* Source material:
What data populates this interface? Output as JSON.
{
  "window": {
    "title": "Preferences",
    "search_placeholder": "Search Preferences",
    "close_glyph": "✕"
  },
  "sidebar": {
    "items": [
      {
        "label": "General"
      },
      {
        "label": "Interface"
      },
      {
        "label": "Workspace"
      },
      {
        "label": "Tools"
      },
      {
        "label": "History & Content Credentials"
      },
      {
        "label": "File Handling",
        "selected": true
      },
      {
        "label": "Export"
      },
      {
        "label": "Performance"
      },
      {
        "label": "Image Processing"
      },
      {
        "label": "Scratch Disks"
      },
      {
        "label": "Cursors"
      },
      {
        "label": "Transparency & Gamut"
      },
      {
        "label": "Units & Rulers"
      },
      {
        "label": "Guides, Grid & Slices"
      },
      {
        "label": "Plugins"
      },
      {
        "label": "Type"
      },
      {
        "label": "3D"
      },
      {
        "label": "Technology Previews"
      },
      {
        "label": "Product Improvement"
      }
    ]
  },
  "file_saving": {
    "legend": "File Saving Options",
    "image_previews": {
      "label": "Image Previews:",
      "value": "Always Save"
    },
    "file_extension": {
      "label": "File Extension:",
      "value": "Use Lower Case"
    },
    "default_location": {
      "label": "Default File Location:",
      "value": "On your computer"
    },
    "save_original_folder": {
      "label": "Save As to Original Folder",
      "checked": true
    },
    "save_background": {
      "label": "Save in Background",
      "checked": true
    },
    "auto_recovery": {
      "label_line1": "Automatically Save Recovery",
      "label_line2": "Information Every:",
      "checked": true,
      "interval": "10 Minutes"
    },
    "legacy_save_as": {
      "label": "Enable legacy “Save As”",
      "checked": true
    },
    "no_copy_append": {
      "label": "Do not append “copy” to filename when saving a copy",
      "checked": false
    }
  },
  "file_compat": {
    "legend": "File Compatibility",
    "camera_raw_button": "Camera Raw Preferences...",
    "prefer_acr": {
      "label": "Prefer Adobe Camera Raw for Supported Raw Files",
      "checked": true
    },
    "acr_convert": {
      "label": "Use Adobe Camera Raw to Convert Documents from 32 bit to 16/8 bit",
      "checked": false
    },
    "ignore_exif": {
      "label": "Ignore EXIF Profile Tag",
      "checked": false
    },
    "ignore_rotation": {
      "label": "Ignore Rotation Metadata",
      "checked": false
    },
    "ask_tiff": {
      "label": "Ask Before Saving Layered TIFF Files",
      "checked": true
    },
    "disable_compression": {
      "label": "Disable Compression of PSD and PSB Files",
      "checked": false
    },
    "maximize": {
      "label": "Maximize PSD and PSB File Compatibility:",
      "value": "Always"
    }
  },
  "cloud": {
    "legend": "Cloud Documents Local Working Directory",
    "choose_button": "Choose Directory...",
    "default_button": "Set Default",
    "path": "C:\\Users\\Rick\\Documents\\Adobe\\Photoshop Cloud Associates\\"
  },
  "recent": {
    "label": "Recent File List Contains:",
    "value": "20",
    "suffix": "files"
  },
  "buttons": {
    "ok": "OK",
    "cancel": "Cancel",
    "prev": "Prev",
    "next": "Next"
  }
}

* Exercise task: Find each line holding the word "legend" and copy it.

* Solution to this task:
    "legend": "File Saving Options",
    "legend": "File Compatibility",
    "legend": "Cloud Documents Local Working Directory",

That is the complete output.